● **Passage given**:
Joint stock companies are companies that have a relationship with their shareholders, based solely on the capital, structured as a capital partnership, and as a rule, their shares can freely change hands.
In practice, rights and obligations regarding the transfer of shares are determined by the shareholders’ agreement (“SHA”), which also allow the stipulation of other aspects of the relationship between shareholders.
In this context, in order to assess the validity and the extent to which the transfer restrictions between shareholders can be asserted when drafting share transfer restrictions in SHAs, it is indispensable to take the mandatory provisions of the Turkish Commercial Code No. 6102 (“TCC”) into account, which aim to ensure the ease of circulation of the shares of joint stock companies.
1. Restriction of Share Transfers Under TCC
Although the transferability of shares of joint stock companies is the principle, in order to balance the interests provided by the commercial freedom of the shareholders and the economic independence of the company, certain provisions have been established in the TCC to restrict the transfer of shares, which are referred to as bind (bağlam) provisions.
1.1. Statutory Bind
Pursuant to Article 491 of the TCC, even if it is not stipulated in the articles of association, transfers of unpaid shares -other than those arising from the division of inheritance, property regime provisions between spouses, or enforcement- are subject to the approval of the company. The company may reject the request for approval if it doubts the transferee’s capacity to pay and if the requested security has not been provided.
1.2. Bind by Articles of Association
As regulated under Articles 492 et seq. of the TCC, the company may reject the request for the approval of the transfer of unlisted registered shares by citing a material reason stipulated in the articles of association.
The material reason, which is necessary for the application of the bind provisions, is characterized as the reason that justifies the rejection of the request for the approval of the share transfer in order to protect the company’s business subject or its economic independence.
The acquisition of the company’s shares by the following persons is considered as a material reason which enables the application of the bind provisions and therefore requires the company’s approval for the transfer:
- (i) persons who are competitors of the company,
- (ii) persons who do not meet certain qualifications required for shareholders pursuant to special legislation related to the company’s field of activity,
- (iii) parent companies or subsidiaries that would cause the company to become a subsidiary as a result of the transfer, or
- (iv) -although debated in doctrine- persons not belonging to a particular family.
In addition to the rejection of the approval request due to a material reason, pursuant to the so-called “escape clause” regulated in the first paragraph of Article 493 of the TCC, the company may reject the approval request by offering to purchase the shares at their real value for its own or another person’s account even if there is no situation that can be qualified as a material reason, provided that it is stipulated in the articles of association.

● **Actions to take**:
1: In the text on share transfer restrictions, which article of the Turkish Commercial Code establishes the statutory bind?
2: Reproduce verbatim the portion of the text on share transfer restrictions that runs from "Joint stock companies are" down to "joint stock companies.".
3: Supply the next part of the text on share transfer restrictions, beginning immediately after its final sentence.

● **Given data**:
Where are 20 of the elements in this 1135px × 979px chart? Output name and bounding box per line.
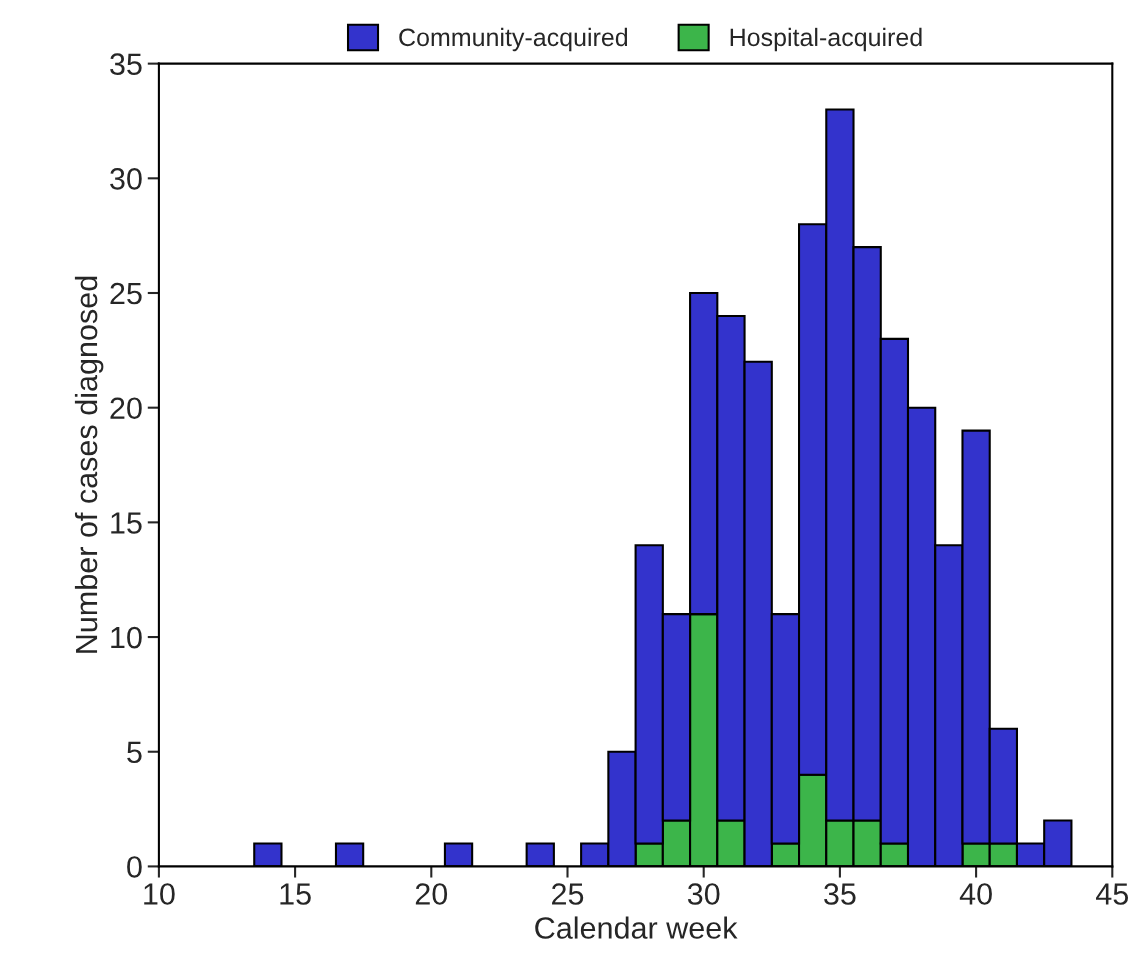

● **Answers to each task**:
1: Article 491 of the TCC.

2:
Joint stock companies are companies that have a relationship with their shareholders, based solely on the capital, structured as a capital partnership, and as a rule, their shares can freely change hands.
In practice, rights and obligations regarding the transfer of shares are determined by the shareholders’ agreement (“SHA”), which also allow the stipulation of other aspects of the relationship between shareholders.
In this context, in order to assess the validity and the extent to which the transfer restrictions between shareholders can be asserted when drafting share transfer restrictions in SHAs, it is indispensable to take the mandatory provisions of the Turkish Commercial Code No. 6102 (“TCC”) into account, which aim to ensure the ease of circulation of the shares of joint stock companies.

3:
In the event that the approval request regarding the transfer is rejected within the scope of the context provisions, the ownership right and secondary rights attached to the shares shall remain with the transferor; in other words, the share transfer shall not be deemed valid.
2. Restriction of Share Transfer by SHA
The narrow scope of the bind provisions compared to the transfer restrictions mechanisms required by commercial life has led to the conclusion that the relevant mechanisms to be stipulated in the SHAs independently from the articles of association.
Although articles of association are mandatory agreements that are regulated within the framework of strict rules in the legislation, primarily the TCC, considering their binding nature on third parties as well as company stakeholders such as company organs and shareholders, since the matters that can be regulated in the articles of association are limited by the TCC, stipulation of certain matters regarding the company in the SHAs is desired. In this respect, since SHAs do not have the characteristic of being asserted against third parties, an attribute which the commercial law grants to the articles of association, they are only effective between the shareholders who are party to the SHA, and are of a relative nature.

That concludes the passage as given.